● **Exercise**: Scan the material below for lines with the word "dark" and report how many there are, with nothing added.

● **Data lines**:
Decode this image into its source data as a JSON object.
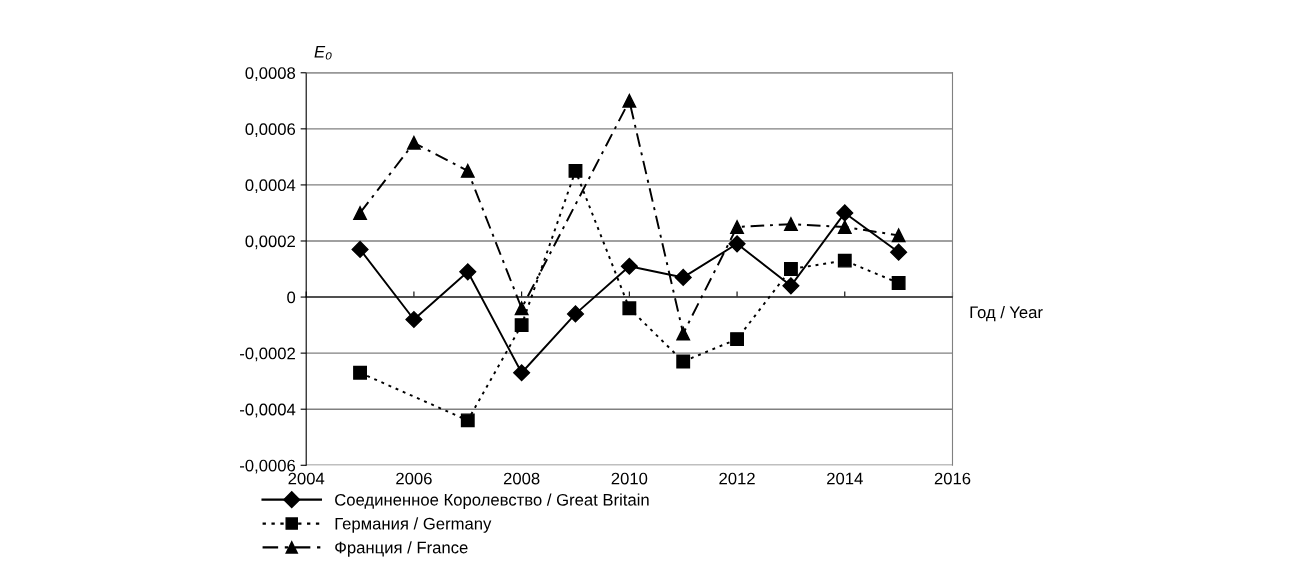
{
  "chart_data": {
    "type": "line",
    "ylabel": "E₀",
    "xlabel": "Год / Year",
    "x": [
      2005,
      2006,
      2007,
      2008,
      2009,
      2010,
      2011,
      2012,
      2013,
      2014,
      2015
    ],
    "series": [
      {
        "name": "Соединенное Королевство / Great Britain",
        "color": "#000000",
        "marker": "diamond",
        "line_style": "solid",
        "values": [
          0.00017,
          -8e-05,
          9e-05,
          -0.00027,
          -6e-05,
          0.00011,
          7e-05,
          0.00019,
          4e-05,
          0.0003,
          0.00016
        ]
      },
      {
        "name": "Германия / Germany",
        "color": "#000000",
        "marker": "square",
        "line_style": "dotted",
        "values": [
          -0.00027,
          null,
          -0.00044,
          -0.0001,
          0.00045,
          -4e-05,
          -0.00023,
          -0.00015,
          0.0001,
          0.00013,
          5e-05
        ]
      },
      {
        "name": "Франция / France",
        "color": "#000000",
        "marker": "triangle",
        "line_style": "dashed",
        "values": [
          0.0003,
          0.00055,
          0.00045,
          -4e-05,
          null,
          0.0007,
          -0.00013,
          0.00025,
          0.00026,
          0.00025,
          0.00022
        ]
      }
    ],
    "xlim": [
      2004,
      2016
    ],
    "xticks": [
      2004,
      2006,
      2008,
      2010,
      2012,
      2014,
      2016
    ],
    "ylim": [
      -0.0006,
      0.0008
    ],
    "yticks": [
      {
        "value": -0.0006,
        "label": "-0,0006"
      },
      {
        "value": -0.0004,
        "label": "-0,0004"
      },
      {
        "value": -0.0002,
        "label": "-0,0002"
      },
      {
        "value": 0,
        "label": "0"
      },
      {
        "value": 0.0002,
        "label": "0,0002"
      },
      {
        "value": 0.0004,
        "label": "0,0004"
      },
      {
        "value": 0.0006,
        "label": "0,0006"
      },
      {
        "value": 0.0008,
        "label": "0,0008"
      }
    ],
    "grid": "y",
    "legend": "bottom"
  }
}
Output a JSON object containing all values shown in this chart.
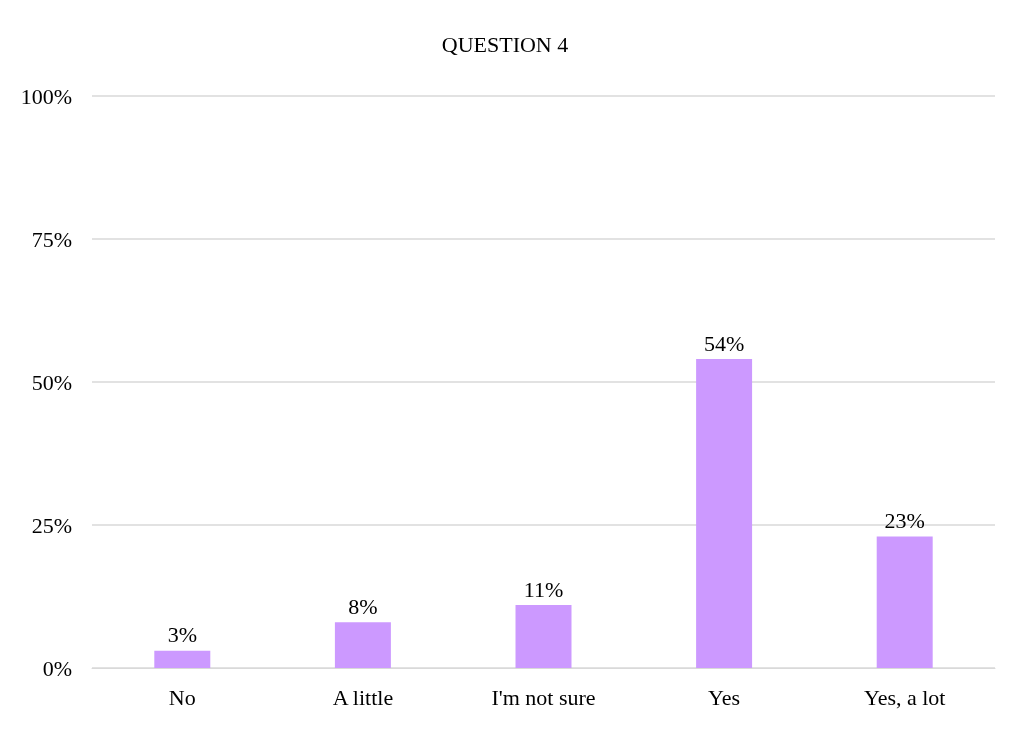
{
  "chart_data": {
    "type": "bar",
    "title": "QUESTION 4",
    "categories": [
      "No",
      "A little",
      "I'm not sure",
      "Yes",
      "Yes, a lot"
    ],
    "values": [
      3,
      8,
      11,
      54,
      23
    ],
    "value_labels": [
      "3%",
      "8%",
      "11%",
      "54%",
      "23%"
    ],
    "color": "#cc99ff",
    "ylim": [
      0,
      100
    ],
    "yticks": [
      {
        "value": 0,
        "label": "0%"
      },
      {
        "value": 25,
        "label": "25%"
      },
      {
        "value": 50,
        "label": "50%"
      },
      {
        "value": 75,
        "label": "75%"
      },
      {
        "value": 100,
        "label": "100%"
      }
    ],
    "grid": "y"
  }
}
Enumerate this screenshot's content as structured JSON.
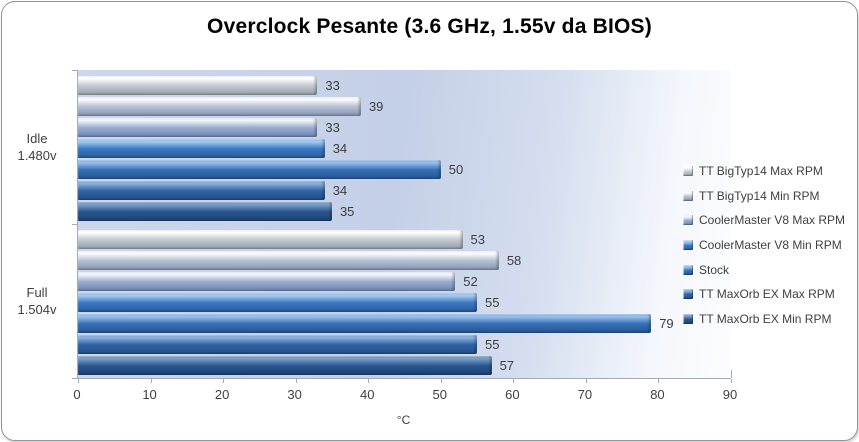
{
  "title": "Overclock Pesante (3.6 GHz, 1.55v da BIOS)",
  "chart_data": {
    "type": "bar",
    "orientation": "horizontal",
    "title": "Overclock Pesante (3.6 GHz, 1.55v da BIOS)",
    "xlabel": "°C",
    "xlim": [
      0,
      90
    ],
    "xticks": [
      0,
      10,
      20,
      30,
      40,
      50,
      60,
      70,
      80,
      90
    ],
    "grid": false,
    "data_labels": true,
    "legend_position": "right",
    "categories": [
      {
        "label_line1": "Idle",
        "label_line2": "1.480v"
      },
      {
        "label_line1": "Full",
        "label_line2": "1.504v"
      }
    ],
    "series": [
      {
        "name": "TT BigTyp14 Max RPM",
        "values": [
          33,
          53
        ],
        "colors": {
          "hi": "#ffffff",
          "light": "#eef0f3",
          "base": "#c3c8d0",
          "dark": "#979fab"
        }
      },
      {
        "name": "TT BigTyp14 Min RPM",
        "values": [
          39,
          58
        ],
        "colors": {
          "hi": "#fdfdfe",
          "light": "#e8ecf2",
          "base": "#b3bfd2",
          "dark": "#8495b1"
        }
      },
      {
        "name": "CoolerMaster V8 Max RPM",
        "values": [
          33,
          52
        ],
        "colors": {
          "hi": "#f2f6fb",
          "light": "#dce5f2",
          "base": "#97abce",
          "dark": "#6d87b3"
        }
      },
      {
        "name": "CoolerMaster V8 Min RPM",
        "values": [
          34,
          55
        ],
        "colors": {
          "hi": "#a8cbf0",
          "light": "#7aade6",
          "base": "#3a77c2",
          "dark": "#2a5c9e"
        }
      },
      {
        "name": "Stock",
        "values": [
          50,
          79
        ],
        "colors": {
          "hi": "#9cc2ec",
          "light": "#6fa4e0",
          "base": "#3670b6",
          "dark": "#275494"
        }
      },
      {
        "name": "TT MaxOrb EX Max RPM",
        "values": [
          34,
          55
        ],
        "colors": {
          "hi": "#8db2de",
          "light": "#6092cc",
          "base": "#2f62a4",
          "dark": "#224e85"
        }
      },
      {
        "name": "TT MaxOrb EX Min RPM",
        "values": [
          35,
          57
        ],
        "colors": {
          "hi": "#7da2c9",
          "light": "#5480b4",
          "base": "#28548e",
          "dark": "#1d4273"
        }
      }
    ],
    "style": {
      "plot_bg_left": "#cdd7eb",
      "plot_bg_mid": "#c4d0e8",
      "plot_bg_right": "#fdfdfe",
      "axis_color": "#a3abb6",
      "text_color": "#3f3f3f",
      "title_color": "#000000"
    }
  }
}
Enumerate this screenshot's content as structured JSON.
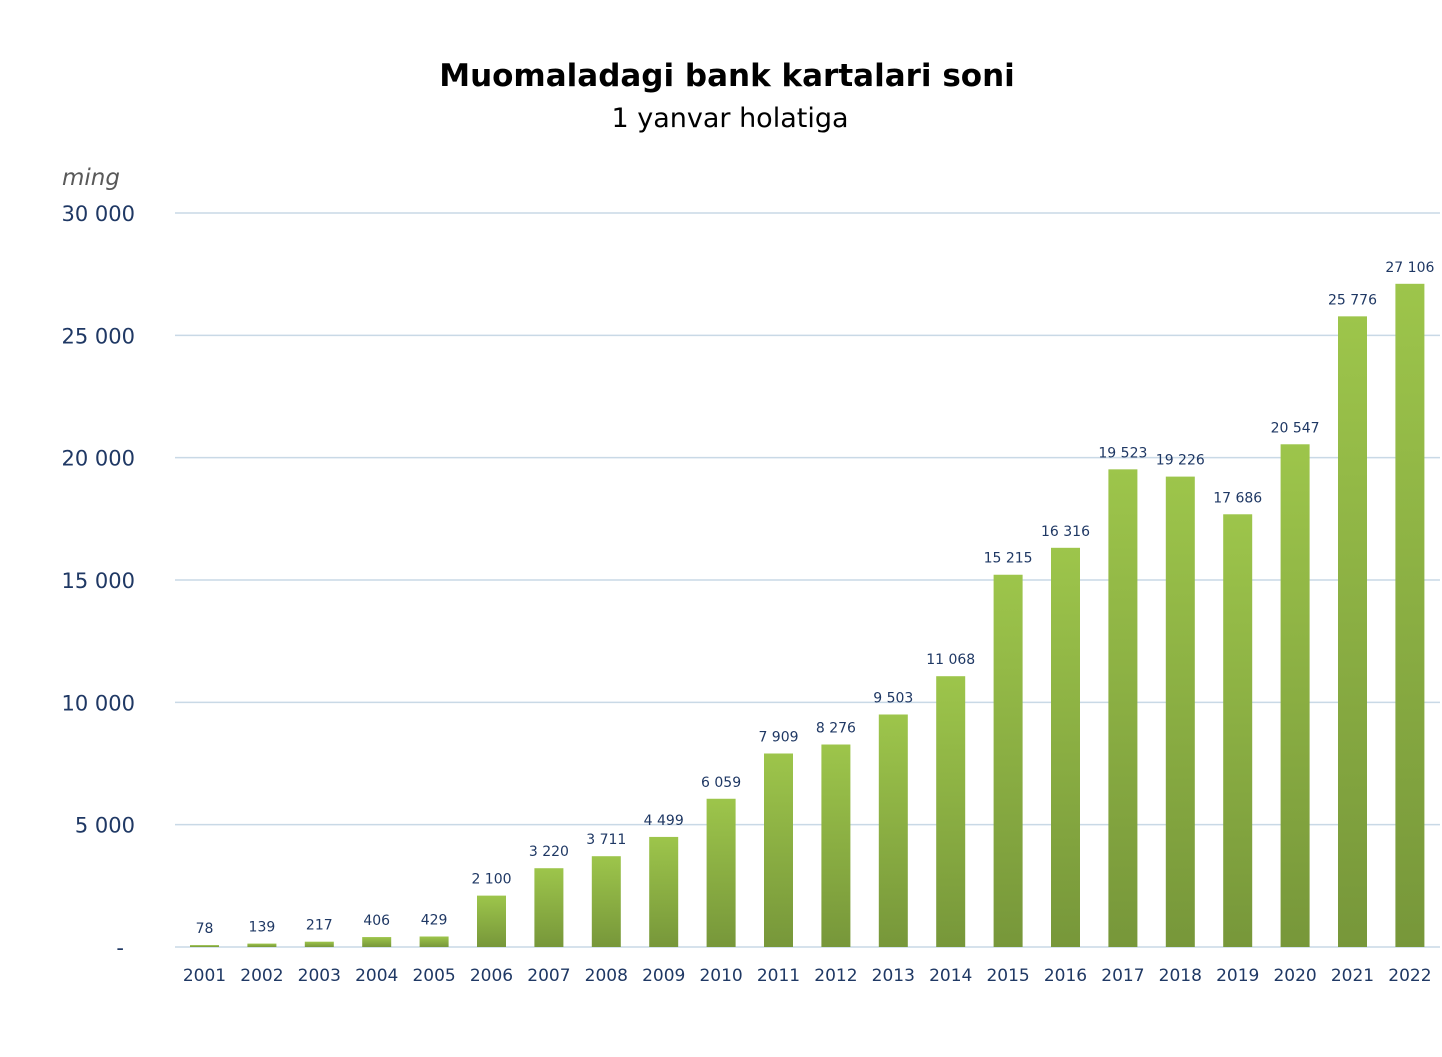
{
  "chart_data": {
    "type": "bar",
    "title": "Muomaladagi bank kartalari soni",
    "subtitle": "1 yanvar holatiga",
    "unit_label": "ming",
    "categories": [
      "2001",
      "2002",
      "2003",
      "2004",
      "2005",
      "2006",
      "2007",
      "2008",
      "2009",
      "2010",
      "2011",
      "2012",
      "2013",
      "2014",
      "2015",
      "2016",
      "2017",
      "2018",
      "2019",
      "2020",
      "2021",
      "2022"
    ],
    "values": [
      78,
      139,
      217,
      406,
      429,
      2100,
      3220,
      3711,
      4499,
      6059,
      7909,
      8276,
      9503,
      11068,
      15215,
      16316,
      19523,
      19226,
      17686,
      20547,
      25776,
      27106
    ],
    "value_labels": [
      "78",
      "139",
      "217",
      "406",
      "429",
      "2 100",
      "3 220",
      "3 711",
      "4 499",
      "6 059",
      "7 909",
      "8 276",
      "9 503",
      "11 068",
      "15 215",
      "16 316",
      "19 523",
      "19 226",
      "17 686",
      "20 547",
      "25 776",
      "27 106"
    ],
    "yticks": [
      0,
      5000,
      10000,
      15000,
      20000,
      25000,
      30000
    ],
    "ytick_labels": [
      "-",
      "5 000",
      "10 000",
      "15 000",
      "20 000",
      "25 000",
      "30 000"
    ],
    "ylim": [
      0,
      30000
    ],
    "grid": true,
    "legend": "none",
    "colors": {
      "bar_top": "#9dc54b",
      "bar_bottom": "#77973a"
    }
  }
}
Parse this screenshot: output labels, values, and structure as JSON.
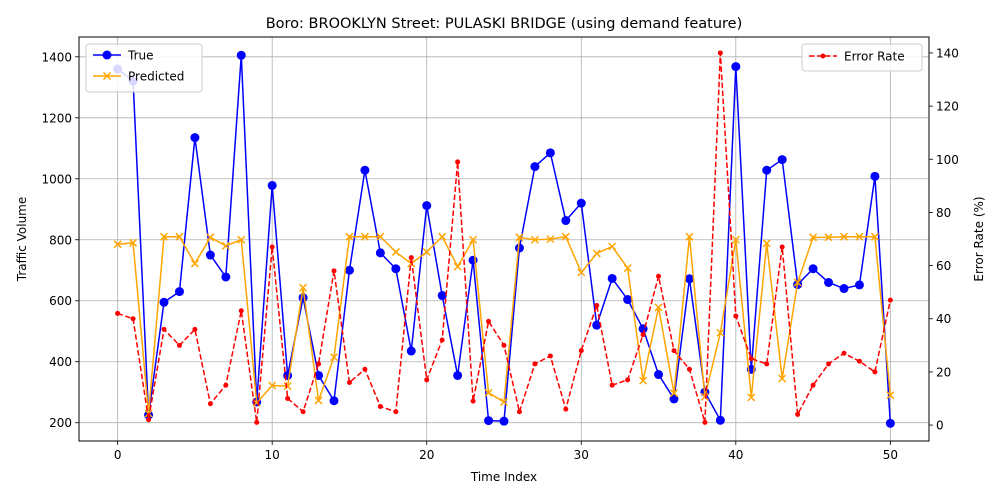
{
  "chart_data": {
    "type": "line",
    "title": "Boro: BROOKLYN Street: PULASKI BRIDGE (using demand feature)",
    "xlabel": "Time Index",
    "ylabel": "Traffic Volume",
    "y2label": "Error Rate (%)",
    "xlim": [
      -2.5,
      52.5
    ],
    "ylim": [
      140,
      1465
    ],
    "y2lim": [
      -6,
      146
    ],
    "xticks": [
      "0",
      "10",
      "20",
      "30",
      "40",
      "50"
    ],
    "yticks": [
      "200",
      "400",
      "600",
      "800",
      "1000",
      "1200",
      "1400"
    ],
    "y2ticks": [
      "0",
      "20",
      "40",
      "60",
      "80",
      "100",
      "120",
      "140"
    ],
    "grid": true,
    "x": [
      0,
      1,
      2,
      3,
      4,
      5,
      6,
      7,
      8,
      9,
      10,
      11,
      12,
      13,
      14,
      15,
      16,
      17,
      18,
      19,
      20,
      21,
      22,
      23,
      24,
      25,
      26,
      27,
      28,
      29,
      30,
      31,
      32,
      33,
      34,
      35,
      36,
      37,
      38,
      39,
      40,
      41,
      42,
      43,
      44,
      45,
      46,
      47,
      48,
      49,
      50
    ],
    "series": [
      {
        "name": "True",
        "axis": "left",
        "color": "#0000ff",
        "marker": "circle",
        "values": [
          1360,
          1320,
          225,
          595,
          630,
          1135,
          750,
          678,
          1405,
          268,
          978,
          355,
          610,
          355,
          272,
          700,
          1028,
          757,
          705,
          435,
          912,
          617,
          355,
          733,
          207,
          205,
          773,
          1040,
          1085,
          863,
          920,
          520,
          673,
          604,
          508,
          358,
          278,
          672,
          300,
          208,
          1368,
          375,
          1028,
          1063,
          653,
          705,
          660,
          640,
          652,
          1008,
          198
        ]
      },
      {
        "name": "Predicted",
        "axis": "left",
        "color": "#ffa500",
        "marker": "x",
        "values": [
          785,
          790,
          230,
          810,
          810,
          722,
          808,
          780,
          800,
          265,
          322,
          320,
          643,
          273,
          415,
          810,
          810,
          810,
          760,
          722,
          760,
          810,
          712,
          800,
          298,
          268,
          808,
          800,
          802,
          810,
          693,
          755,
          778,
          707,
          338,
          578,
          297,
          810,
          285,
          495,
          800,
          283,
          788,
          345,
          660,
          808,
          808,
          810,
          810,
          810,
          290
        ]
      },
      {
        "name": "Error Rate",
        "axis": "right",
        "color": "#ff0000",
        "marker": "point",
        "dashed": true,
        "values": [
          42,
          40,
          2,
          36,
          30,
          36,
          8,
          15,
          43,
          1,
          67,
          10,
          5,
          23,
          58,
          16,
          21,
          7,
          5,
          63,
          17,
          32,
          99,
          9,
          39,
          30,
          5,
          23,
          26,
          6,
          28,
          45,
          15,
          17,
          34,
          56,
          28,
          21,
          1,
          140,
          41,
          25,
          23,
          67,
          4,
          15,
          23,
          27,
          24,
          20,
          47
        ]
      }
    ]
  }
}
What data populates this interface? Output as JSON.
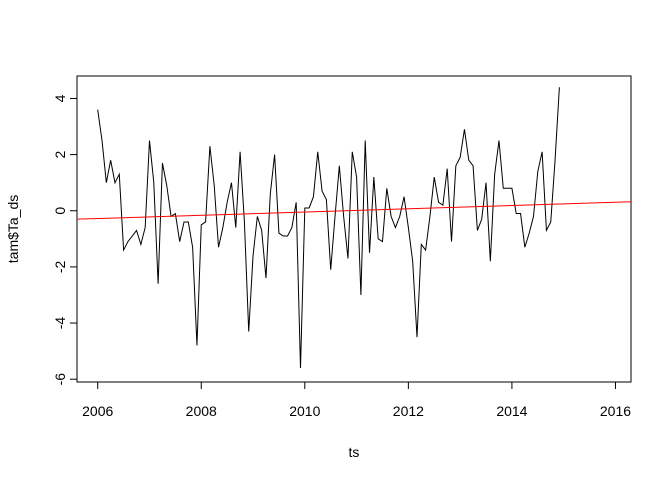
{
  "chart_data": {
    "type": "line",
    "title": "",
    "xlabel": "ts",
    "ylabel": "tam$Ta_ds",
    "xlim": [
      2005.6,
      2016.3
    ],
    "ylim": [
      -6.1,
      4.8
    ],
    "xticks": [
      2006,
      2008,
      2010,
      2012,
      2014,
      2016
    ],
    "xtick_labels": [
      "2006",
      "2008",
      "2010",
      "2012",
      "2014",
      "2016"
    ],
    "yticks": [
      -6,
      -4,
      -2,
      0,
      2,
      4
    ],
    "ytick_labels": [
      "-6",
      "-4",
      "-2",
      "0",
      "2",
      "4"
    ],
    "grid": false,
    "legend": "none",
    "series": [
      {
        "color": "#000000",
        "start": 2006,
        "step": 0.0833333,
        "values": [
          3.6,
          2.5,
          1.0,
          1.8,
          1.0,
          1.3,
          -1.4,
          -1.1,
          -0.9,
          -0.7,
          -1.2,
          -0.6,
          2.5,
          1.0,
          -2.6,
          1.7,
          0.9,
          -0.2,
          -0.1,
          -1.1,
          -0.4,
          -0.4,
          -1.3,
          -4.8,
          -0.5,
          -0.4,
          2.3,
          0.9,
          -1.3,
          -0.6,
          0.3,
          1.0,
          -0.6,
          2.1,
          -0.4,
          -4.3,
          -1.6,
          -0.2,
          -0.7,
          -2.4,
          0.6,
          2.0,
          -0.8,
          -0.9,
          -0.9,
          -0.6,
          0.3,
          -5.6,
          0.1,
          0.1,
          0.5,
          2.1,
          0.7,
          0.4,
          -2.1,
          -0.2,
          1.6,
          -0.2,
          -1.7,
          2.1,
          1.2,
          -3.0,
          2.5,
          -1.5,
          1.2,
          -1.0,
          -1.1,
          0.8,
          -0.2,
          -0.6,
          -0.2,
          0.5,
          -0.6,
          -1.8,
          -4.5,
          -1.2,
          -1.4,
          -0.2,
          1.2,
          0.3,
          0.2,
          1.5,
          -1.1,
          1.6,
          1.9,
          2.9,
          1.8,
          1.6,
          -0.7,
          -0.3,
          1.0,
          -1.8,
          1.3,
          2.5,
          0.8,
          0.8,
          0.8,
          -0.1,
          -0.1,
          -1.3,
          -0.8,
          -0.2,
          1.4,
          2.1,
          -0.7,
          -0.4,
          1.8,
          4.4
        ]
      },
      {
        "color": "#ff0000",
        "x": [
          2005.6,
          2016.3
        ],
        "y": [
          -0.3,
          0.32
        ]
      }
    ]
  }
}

● **Solution to the problem**: 7